**MATERIAL FOR THIS TASK**
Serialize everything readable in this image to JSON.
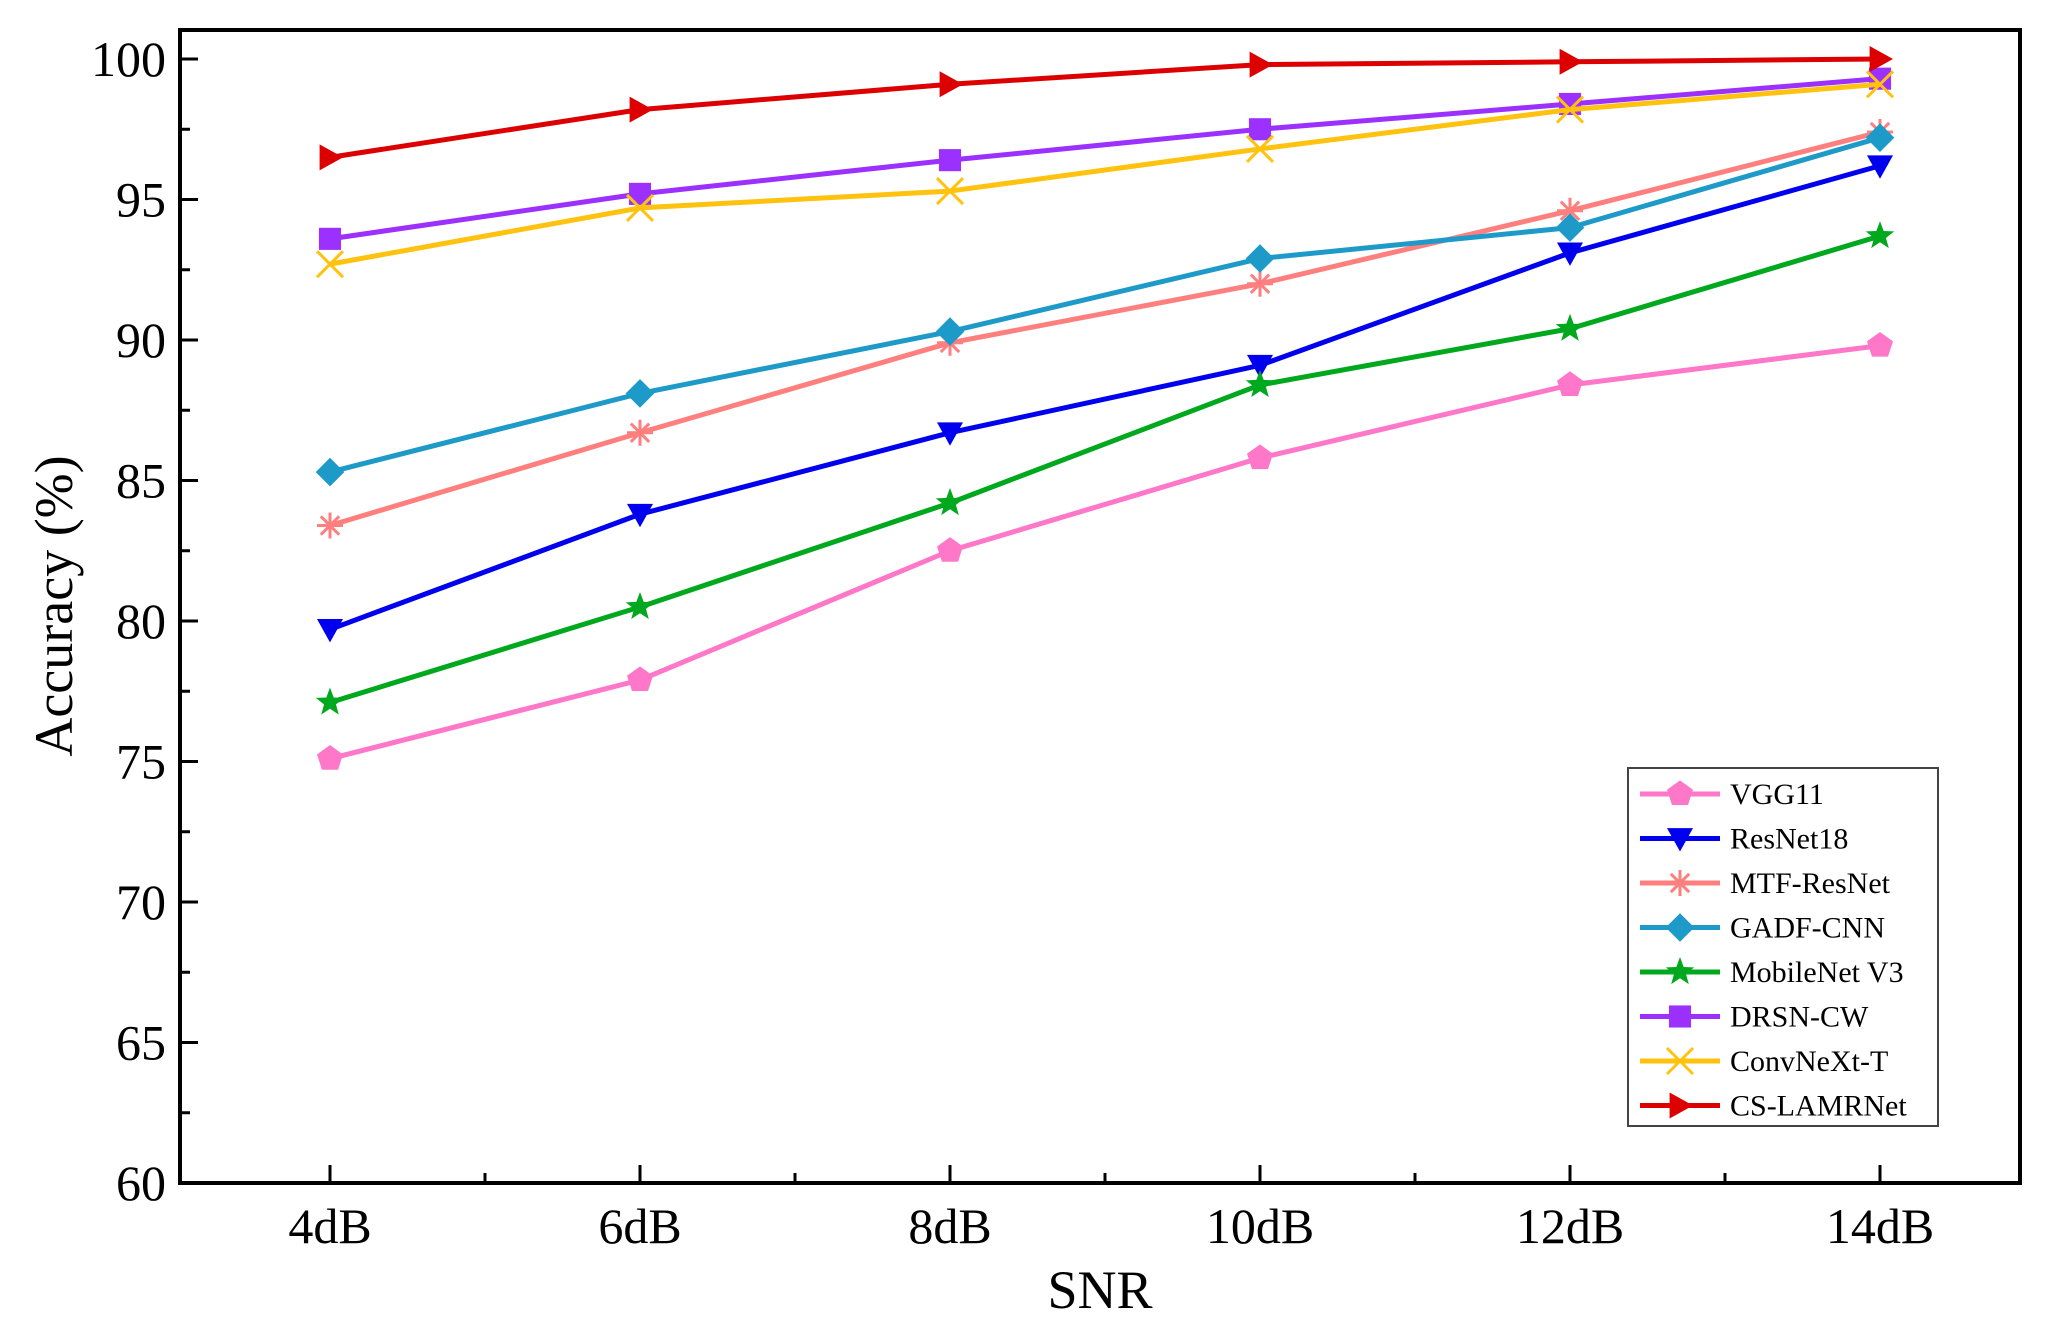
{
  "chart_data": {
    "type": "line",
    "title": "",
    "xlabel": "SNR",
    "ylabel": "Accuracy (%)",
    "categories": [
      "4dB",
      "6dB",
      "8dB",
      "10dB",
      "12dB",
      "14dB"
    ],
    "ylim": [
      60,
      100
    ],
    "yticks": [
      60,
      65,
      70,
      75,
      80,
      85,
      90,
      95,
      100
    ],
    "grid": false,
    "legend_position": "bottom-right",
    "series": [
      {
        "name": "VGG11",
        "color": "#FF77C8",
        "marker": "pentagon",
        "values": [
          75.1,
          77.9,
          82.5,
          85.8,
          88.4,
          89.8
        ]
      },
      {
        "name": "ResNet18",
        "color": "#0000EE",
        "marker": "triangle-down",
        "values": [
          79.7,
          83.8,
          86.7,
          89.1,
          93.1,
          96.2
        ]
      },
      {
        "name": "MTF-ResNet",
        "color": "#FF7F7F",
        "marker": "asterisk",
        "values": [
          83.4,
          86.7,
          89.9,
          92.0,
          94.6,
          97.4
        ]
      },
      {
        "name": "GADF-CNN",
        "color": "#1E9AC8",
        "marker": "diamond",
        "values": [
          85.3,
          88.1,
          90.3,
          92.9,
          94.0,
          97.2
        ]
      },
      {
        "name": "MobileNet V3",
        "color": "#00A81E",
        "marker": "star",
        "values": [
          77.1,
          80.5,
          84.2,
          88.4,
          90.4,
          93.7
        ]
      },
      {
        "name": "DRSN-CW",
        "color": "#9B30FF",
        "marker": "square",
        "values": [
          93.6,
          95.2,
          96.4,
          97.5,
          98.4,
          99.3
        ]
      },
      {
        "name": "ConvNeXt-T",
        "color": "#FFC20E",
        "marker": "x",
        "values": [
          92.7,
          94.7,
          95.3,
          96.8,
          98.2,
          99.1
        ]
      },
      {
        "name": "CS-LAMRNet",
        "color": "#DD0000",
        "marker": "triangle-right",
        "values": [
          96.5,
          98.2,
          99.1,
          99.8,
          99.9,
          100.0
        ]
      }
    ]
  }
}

**REQUEST**
Give the count of lines containing "right", with no added text.

**FINAL RESULT**
2